● Written task: Count, in the entries below, the lines in which "title" occurs. Give the number, nothing more.
** Start Information supplied **
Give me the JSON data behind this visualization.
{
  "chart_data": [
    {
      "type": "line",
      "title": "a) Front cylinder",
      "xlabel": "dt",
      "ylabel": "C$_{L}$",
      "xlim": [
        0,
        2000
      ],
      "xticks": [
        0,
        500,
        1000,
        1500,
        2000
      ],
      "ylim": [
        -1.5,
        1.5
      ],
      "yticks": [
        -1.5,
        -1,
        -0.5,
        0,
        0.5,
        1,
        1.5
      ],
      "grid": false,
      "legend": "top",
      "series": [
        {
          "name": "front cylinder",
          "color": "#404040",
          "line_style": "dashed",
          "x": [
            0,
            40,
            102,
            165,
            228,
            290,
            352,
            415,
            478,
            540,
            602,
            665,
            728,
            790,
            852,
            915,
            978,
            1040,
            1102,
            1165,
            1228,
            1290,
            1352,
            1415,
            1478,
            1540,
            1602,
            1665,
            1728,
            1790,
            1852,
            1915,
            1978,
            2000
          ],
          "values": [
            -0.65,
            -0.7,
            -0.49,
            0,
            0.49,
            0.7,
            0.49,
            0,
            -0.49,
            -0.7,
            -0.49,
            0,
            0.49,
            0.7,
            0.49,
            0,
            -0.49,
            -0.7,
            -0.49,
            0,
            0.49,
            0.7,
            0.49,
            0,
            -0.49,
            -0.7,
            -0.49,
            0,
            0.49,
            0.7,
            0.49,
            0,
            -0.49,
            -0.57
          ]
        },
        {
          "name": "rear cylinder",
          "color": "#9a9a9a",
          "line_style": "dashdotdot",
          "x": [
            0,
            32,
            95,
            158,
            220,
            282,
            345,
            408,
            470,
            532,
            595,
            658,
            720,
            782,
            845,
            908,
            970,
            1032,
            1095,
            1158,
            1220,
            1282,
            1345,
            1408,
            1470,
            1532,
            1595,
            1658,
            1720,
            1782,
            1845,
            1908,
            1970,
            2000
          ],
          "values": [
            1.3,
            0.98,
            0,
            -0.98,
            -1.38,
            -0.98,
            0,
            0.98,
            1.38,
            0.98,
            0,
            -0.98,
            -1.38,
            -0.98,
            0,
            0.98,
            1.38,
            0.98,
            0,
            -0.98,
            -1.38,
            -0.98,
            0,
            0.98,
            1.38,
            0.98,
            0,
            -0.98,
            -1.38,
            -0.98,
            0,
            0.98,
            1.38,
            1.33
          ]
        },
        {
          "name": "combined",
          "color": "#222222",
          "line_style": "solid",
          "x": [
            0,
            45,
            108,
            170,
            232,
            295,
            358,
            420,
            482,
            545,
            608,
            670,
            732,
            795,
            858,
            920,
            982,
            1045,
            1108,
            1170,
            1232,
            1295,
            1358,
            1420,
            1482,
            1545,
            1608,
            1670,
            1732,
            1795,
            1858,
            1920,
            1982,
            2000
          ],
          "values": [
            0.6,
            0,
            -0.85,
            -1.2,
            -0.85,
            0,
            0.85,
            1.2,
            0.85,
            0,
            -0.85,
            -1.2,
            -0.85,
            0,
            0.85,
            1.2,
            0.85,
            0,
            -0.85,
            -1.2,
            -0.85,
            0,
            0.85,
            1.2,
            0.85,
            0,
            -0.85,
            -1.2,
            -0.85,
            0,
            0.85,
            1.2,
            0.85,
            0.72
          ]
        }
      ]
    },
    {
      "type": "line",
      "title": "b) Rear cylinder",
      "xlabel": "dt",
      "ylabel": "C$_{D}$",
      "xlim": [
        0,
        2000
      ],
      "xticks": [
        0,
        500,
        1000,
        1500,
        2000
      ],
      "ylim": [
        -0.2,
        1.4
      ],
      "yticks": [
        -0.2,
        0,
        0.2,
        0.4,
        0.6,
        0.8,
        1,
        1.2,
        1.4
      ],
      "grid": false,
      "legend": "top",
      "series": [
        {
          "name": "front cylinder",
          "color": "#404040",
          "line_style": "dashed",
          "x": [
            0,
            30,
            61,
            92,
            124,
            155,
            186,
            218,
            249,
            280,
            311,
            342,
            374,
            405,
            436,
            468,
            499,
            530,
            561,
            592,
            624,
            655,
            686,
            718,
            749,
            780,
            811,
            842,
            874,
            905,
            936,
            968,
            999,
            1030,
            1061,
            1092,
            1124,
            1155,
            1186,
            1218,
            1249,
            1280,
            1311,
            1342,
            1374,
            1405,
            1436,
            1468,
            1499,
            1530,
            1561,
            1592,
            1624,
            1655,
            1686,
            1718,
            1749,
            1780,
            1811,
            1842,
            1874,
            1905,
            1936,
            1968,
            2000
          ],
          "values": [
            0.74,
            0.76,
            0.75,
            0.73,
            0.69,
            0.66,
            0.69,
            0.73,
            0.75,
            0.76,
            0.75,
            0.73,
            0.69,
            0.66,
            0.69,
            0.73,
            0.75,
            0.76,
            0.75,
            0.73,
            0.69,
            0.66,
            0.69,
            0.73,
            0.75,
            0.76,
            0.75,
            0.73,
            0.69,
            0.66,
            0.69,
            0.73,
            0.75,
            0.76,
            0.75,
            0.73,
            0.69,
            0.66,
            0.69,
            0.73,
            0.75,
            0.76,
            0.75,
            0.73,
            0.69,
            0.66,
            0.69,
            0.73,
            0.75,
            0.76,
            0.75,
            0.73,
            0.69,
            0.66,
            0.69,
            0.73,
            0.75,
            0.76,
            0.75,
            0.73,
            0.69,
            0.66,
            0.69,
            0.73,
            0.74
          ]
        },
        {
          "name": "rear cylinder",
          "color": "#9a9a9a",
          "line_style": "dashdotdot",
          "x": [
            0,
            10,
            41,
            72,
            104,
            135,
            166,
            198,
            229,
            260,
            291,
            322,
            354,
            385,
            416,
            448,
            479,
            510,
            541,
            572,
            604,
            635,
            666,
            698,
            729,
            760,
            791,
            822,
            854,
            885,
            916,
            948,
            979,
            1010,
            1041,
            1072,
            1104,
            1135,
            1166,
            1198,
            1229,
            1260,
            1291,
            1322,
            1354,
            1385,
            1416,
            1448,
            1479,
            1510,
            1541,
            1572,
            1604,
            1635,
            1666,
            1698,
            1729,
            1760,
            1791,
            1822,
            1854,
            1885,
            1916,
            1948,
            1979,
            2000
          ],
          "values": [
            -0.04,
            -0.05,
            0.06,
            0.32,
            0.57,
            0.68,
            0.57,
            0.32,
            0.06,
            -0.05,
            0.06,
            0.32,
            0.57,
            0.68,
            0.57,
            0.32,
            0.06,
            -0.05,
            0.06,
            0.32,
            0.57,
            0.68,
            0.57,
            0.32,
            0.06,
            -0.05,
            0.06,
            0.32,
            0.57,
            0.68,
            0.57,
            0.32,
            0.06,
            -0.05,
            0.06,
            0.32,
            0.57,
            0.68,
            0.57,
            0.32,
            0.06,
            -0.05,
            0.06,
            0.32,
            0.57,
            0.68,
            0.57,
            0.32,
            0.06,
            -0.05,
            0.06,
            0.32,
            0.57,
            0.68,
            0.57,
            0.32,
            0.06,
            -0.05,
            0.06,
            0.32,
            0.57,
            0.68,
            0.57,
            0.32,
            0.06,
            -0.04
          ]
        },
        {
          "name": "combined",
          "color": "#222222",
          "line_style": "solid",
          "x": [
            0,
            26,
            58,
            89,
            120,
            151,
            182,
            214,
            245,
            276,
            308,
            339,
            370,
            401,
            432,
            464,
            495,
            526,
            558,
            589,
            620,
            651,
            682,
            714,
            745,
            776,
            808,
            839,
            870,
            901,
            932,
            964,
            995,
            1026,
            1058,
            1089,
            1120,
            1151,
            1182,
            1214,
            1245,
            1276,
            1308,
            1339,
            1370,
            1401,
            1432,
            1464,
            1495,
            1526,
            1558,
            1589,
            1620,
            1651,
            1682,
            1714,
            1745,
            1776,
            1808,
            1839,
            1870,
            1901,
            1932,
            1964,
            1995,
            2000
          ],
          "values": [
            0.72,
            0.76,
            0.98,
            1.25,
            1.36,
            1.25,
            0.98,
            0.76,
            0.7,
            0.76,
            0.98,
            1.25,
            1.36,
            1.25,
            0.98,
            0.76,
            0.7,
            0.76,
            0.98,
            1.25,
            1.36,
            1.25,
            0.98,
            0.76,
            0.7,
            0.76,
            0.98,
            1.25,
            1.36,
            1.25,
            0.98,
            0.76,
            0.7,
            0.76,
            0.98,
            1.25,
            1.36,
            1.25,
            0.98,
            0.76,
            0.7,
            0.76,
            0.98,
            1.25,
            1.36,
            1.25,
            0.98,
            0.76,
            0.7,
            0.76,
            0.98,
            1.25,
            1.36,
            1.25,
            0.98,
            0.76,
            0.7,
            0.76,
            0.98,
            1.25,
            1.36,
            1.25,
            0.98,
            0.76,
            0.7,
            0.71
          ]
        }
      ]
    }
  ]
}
** End Information supplied **
● Worked solution: 2